## What to do
Output the material exactly, but drop every image it holds.

(Extracted records)
* * * * * * * * *

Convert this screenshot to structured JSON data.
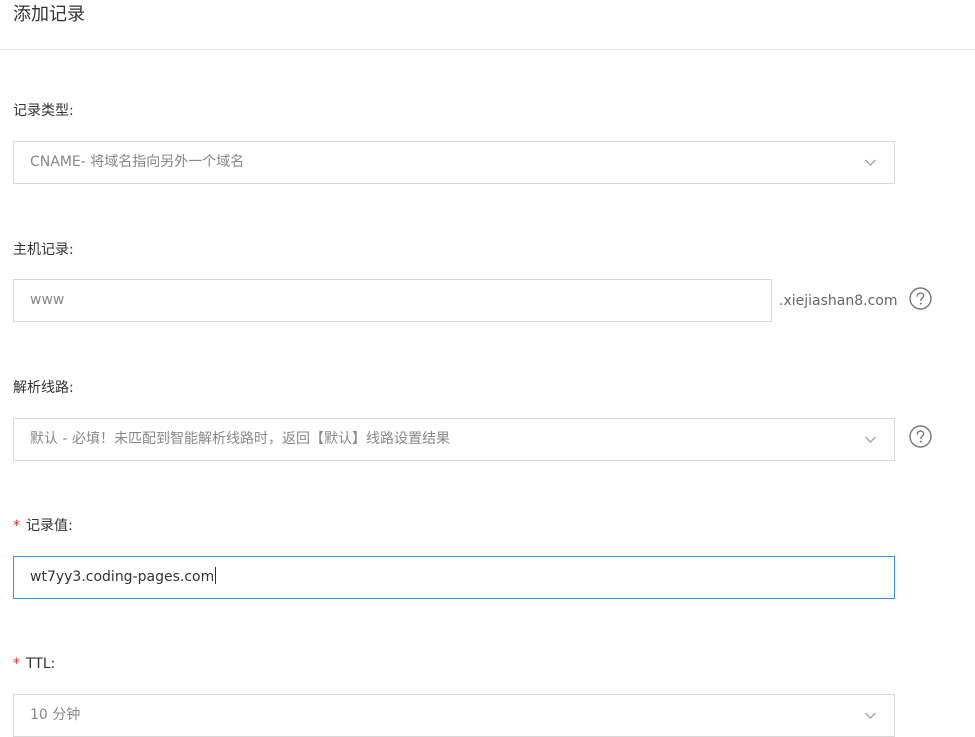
{
  "header": {
    "title": "添加记录"
  },
  "form": {
    "record_type": {
      "label": "记录类型:",
      "value": "CNAME- 将域名指向另外一个域名",
      "chevron_icon": "chevron-down-icon"
    },
    "host_record": {
      "label": "主机记录:",
      "value": "www",
      "suffix": ".xiejiashan8.com",
      "help_icon": "help-circle-icon"
    },
    "resolve_line": {
      "label": "解析线路:",
      "value": "默认 - 必填！未匹配到智能解析线路时，返回【默认】线路设置结果",
      "chevron_icon": "chevron-down-icon",
      "help_icon": "help-circle-icon"
    },
    "record_value": {
      "required_mark": "*",
      "label": "记录值:",
      "value": "wt7yy3.coding-pages.com"
    },
    "ttl": {
      "required_mark": "*",
      "label": "TTL:",
      "value": "10 分钟",
      "chevron_icon": "chevron-down-icon"
    }
  },
  "colors": {
    "border": "#d9d9d9",
    "focus_border": "#3a8ee6",
    "required": "#e0341d",
    "placeholder_text": "#888888"
  }
}
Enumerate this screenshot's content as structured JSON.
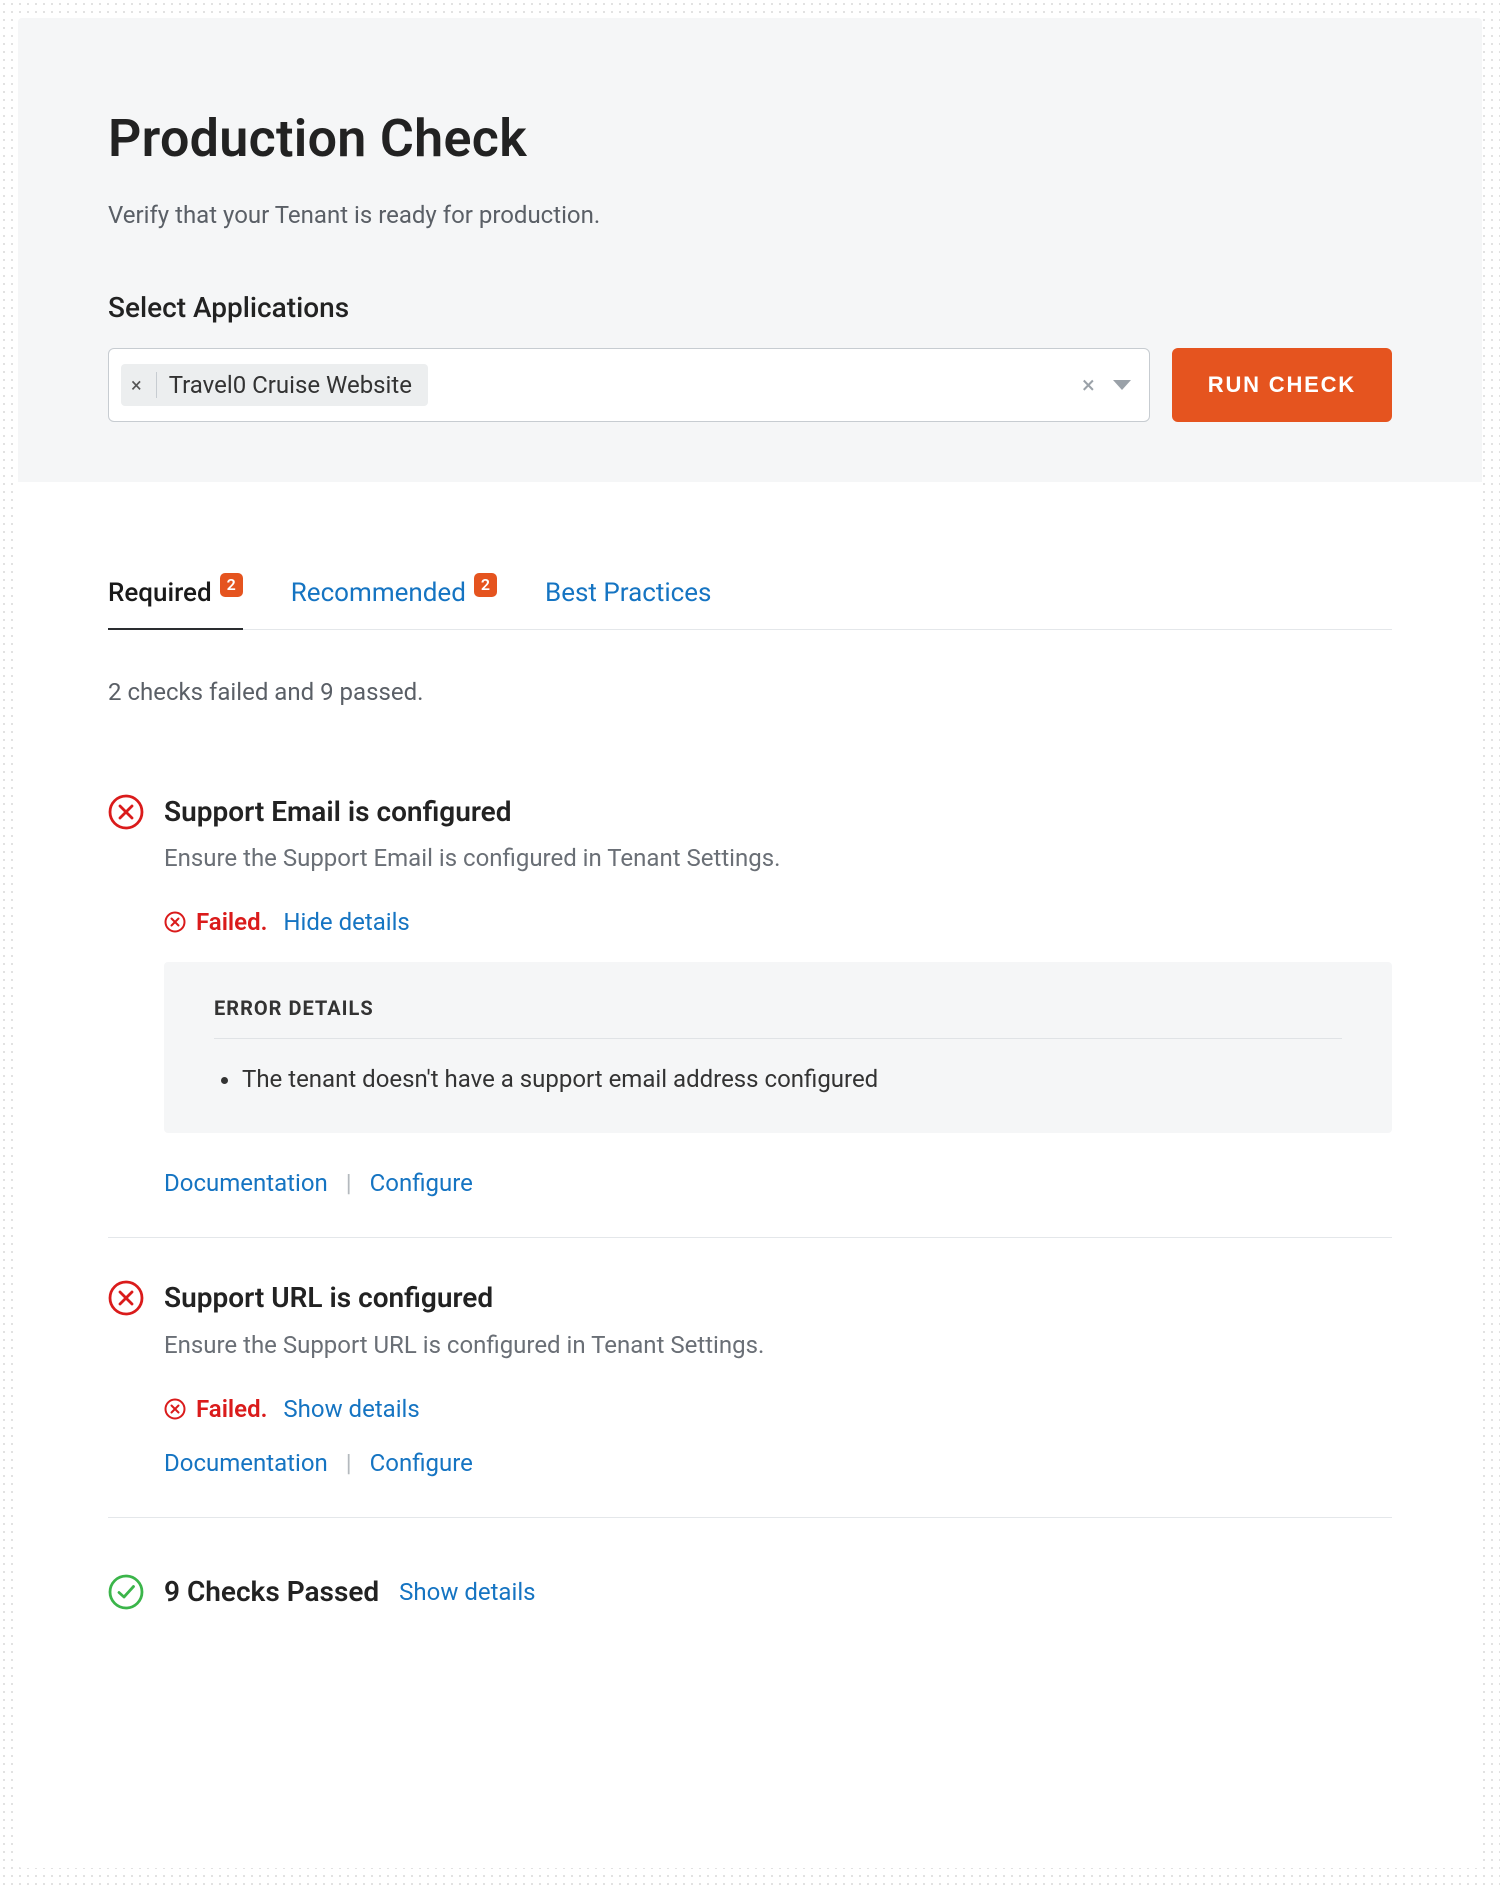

* * * * * * * * *

## The output
Convert this screenshot to structured JSON data.
{
  "header": {
    "title": "添加记录"
  },
  "form": {
    "record_type": {
      "label": "记录类型:",
      "value": "CNAME- 将域名指向另外一个域名",
      "chevron_icon": "chevron-down-icon"
    },
    "host_record": {
      "label": "主机记录:",
      "value": "www",
      "suffix": ".xiejiashan8.com",
      "help_icon": "help-circle-icon"
    },
    "resolve_line": {
      "label": "解析线路:",
      "value": "默认 - 必填！未匹配到智能解析线路时，返回【默认】线路设置结果",
      "chevron_icon": "chevron-down-icon",
      "help_icon": "help-circle-icon"
    },
    "record_value": {
      "required_mark": "*",
      "label": "记录值:",
      "value": "wt7yy3.coding-pages.com"
    },
    "ttl": {
      "required_mark": "*",
      "label": "TTL:",
      "value": "10 分钟",
      "chevron_icon": "chevron-down-icon"
    }
  },
  "colors": {
    "border": "#d9d9d9",
    "focus_border": "#3a8ee6",
    "required": "#e0341d",
    "placeholder_text": "#888888"
  }
}
Enumerate this screenshot's content as structured JSON.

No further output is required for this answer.